Job
Repeat the records in full and exactly, omitting pictures.

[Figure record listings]
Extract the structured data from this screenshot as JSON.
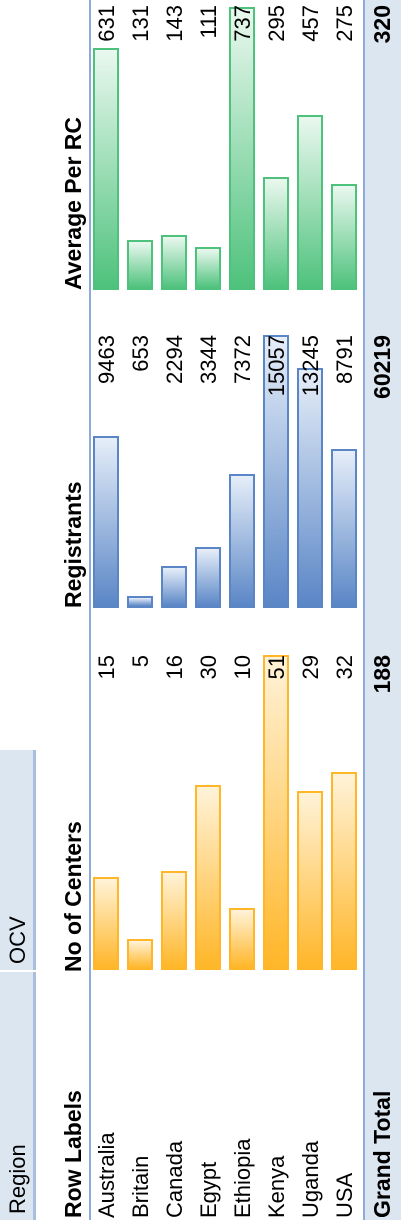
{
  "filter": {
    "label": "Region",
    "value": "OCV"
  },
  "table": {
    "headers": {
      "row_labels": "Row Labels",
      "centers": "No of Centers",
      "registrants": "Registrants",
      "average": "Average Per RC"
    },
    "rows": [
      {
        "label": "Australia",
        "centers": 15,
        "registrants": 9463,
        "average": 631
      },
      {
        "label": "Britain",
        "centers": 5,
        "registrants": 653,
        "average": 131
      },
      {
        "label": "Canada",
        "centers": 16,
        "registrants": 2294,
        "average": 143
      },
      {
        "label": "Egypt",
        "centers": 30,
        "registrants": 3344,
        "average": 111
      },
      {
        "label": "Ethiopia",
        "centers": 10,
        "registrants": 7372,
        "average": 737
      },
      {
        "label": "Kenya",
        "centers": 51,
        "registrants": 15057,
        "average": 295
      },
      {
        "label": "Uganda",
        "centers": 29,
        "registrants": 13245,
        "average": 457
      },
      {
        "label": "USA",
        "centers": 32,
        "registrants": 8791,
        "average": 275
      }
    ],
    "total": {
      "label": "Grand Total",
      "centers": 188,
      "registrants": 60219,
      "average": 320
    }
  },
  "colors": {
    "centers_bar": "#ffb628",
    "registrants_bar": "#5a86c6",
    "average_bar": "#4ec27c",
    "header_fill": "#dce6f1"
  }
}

Full output
Extract the structured data from this screenshot as JSON.
{
  "filter": {
    "label": "Region",
    "value": "OCV"
  },
  "table": {
    "headers": {
      "row_labels": "Row Labels",
      "centers": "No of Centers",
      "registrants": "Registrants",
      "average": "Average Per RC"
    },
    "rows": [
      {
        "label": "Australia",
        "centers": 15,
        "registrants": 9463,
        "average": 631
      },
      {
        "label": "Britain",
        "centers": 5,
        "registrants": 653,
        "average": 131
      },
      {
        "label": "Canada",
        "centers": 16,
        "registrants": 2294,
        "average": 143
      },
      {
        "label": "Egypt",
        "centers": 30,
        "registrants": 3344,
        "average": 111
      },
      {
        "label": "Ethiopia",
        "centers": 10,
        "registrants": 7372,
        "average": 737
      },
      {
        "label": "Kenya",
        "centers": 51,
        "registrants": 15057,
        "average": 295
      },
      {
        "label": "Uganda",
        "centers": 29,
        "registrants": 13245,
        "average": 457
      },
      {
        "label": "USA",
        "centers": 32,
        "registrants": 8791,
        "average": 275
      }
    ],
    "total": {
      "label": "Grand Total",
      "centers": 188,
      "registrants": 60219,
      "average": 320
    }
  },
  "colors": {
    "centers_bar": "#ffb628",
    "registrants_bar": "#5a86c6",
    "average_bar": "#4ec27c",
    "header_fill": "#dce6f1"
  }
}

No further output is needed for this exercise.